DIRECTION: Write the material out again in full, word for word. Do not include the pictures.

==== DATA ENTRIES

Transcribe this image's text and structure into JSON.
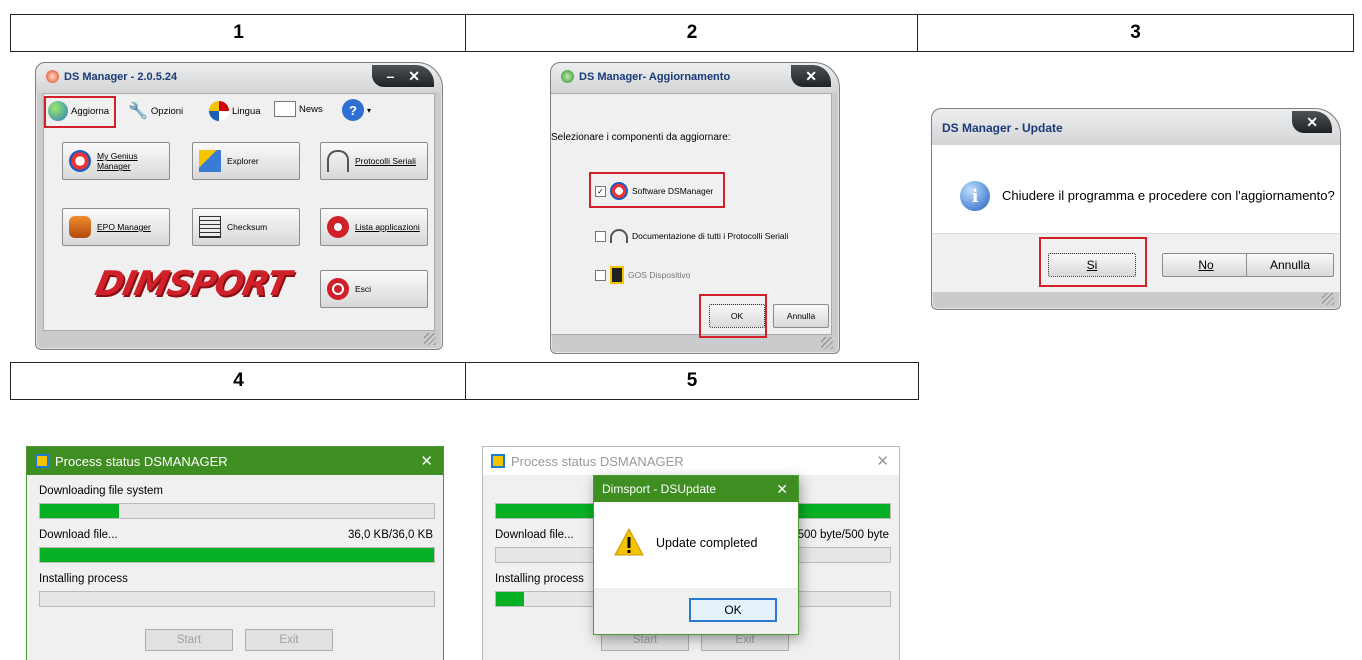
{
  "headers": [
    "1",
    "2",
    "3",
    "4",
    "5"
  ],
  "win1": {
    "title": "DS Manager - 2.0.5.24",
    "controls": [
      "–",
      "✕"
    ],
    "toolbar": [
      "Aggiorna",
      "Opzioni",
      "Lingua",
      "News",
      "?"
    ],
    "buttons": [
      "My Genius Manager",
      "Explorer",
      "Protocolli Seriali",
      "EPO Manager",
      "Checksum",
      "Lista applicazioni",
      "Esci"
    ],
    "logo": "DIMSPORT"
  },
  "win2": {
    "title": "DS Manager- Aggiornamento",
    "close": "✕",
    "prompt": "Selezionare i componenti da aggiornare:",
    "items": [
      {
        "label": "Software DSManager",
        "checked": true
      },
      {
        "label": "Documentazione di tutti i Protocolli Seriali",
        "checked": false
      },
      {
        "label": "GOS Dispositivo",
        "checked": false
      }
    ],
    "ok": "OK",
    "cancel": "Annulla"
  },
  "win3": {
    "title": "DS Manager - Update",
    "close": "✕",
    "icon": "info-icon",
    "message": "Chiudere il programma e procedere con l'aggiornamento?",
    "yes": "Si",
    "no": "No",
    "cancel": "Annulla"
  },
  "win4": {
    "title": "Process status DSMANAGER",
    "close": "✕",
    "labels": [
      "Downloading file system",
      "Download file...",
      "Installing process"
    ],
    "size": "36,0 KB/36,0 KB",
    "progress": [
      0.2,
      1.0,
      0.0
    ],
    "start": "Start",
    "exit": "Exit"
  },
  "win5": {
    "title": "Process status DSMANAGER",
    "close": "✕",
    "labels": [
      "Download file...",
      "Installing process"
    ],
    "size": "500 byte/500 byte",
    "progress": [
      1.0,
      0.0,
      0.07
    ],
    "start": "Start",
    "exit": "Exit",
    "dialog": {
      "title": "Dimsport - DSUpdate",
      "close": "✕",
      "icon": "warning-icon",
      "message": "Update completed",
      "ok": "OK"
    }
  },
  "colors": {
    "accent_red": "#d0202a",
    "progress_green": "#06b025",
    "title_green": "#3e8e22"
  }
}
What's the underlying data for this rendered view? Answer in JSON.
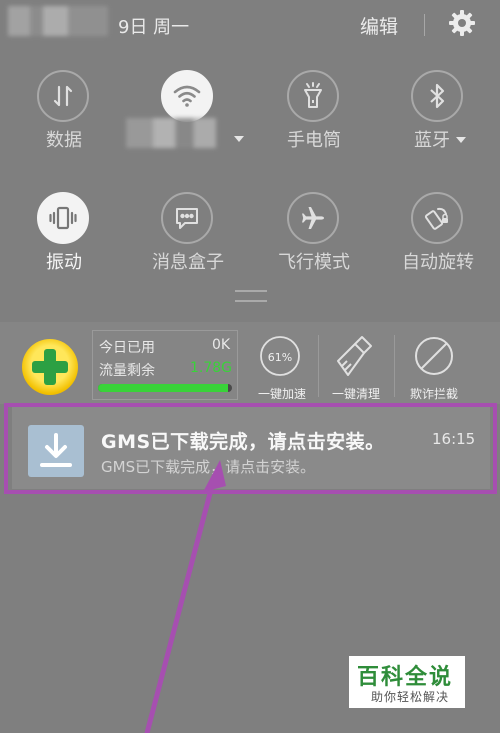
{
  "status_bar": {
    "date": "9日 周一",
    "edit": "编辑"
  },
  "quick_settings": {
    "row1": [
      {
        "label": "数据",
        "icon": "data-toggle-icon",
        "on": false
      },
      {
        "label": "",
        "icon": "wifi-icon",
        "on": true
      },
      {
        "label": "手电筒",
        "icon": "flashlight-icon",
        "on": false
      },
      {
        "label": "蓝牙",
        "icon": "bluetooth-icon",
        "on": false
      }
    ],
    "row2": [
      {
        "label": "振动",
        "icon": "vibrate-icon",
        "on": true
      },
      {
        "label": "消息盒子",
        "icon": "message-box-icon",
        "on": false
      },
      {
        "label": "飞行模式",
        "icon": "airplane-icon",
        "on": false
      },
      {
        "label": "自动旋转",
        "icon": "auto-rotate-icon",
        "on": false
      }
    ]
  },
  "security_widget": {
    "today_used_label": "今日已用",
    "today_used_value": "0K",
    "remaining_label": "流量剩余",
    "remaining_value": "1.78G",
    "remaining_bar_fraction": 0.97,
    "accelerate_percent": "61%",
    "accelerate_label": "一键加速",
    "clean_label": "一键清理",
    "fraud_block_label": "欺诈拦截"
  },
  "notification": {
    "title": "GMS已下载完成，请点击安装。",
    "subtitle": "GMS已下载完成，请点击安装。",
    "time": "16:15"
  },
  "watermark": {
    "main": "百科全说",
    "sub": "助你轻松解决"
  },
  "colors": {
    "highlight": "#a64fb0",
    "progress": "#39d339",
    "logo_green": "#2ca043"
  }
}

========

RIGHT ANSWER:
Transcribe this image's text and structure into JSON.
{
  "headers": [
    "1",
    "2",
    "3",
    "4",
    "5"
  ],
  "win1": {
    "title": "DS Manager - 2.0.5.24",
    "controls": [
      "–",
      "✕"
    ],
    "toolbar": [
      "Aggiorna",
      "Opzioni",
      "Lingua",
      "News",
      "?"
    ],
    "buttons": [
      "My Genius Manager",
      "Explorer",
      "Protocolli Seriali",
      "EPO Manager",
      "Checksum",
      "Lista applicazioni",
      "Esci"
    ],
    "logo": "DIMSPORT"
  },
  "win2": {
    "title": "DS Manager- Aggiornamento",
    "close": "✕",
    "prompt": "Selezionare i componenti da aggiornare:",
    "items": [
      {
        "label": "Software DSManager",
        "checked": true
      },
      {
        "label": "Documentazione di tutti i Protocolli Seriali",
        "checked": false
      },
      {
        "label": "GOS Dispositivo",
        "checked": false
      }
    ],
    "ok": "OK",
    "cancel": "Annulla"
  },
  "win3": {
    "title": "DS Manager - Update",
    "close": "✕",
    "icon": "info-icon",
    "message": "Chiudere il programma e procedere con l'aggiornamento?",
    "yes": "Si",
    "no": "No",
    "cancel": "Annulla"
  },
  "win4": {
    "title": "Process status DSMANAGER",
    "close": "✕",
    "labels": [
      "Downloading file system",
      "Download file...",
      "Installing process"
    ],
    "size": "36,0 KB/36,0 KB",
    "progress": [
      0.2,
      1.0,
      0.0
    ],
    "start": "Start",
    "exit": "Exit"
  },
  "win5": {
    "title": "Process status DSMANAGER",
    "close": "✕",
    "labels": [
      "Download file...",
      "Installing process"
    ],
    "size": "500 byte/500 byte",
    "progress": [
      1.0,
      0.0,
      0.07
    ],
    "start": "Start",
    "exit": "Exit",
    "dialog": {
      "title": "Dimsport - DSUpdate",
      "close": "✕",
      "icon": "warning-icon",
      "message": "Update completed",
      "ok": "OK"
    }
  },
  "colors": {
    "accent_red": "#d0202a",
    "progress_green": "#06b025",
    "title_green": "#3e8e22"
  }
}
What's the underlying data for this rendered view? Answer in JSON.
{
  "status_bar": {
    "date": "9日 周一",
    "edit": "编辑"
  },
  "quick_settings": {
    "row1": [
      {
        "label": "数据",
        "icon": "data-toggle-icon",
        "on": false
      },
      {
        "label": "",
        "icon": "wifi-icon",
        "on": true
      },
      {
        "label": "手电筒",
        "icon": "flashlight-icon",
        "on": false
      },
      {
        "label": "蓝牙",
        "icon": "bluetooth-icon",
        "on": false
      }
    ],
    "row2": [
      {
        "label": "振动",
        "icon": "vibrate-icon",
        "on": true
      },
      {
        "label": "消息盒子",
        "icon": "message-box-icon",
        "on": false
      },
      {
        "label": "飞行模式",
        "icon": "airplane-icon",
        "on": false
      },
      {
        "label": "自动旋转",
        "icon": "auto-rotate-icon",
        "on": false
      }
    ]
  },
  "security_widget": {
    "today_used_label": "今日已用",
    "today_used_value": "0K",
    "remaining_label": "流量剩余",
    "remaining_value": "1.78G",
    "remaining_bar_fraction": 0.97,
    "accelerate_percent": "61%",
    "accelerate_label": "一键加速",
    "clean_label": "一键清理",
    "fraud_block_label": "欺诈拦截"
  },
  "notification": {
    "title": "GMS已下载完成，请点击安装。",
    "subtitle": "GMS已下载完成，请点击安装。",
    "time": "16:15"
  },
  "watermark": {
    "main": "百科全说",
    "sub": "助你轻松解决"
  },
  "colors": {
    "highlight": "#a64fb0",
    "progress": "#39d339",
    "logo_green": "#2ca043"
  }
}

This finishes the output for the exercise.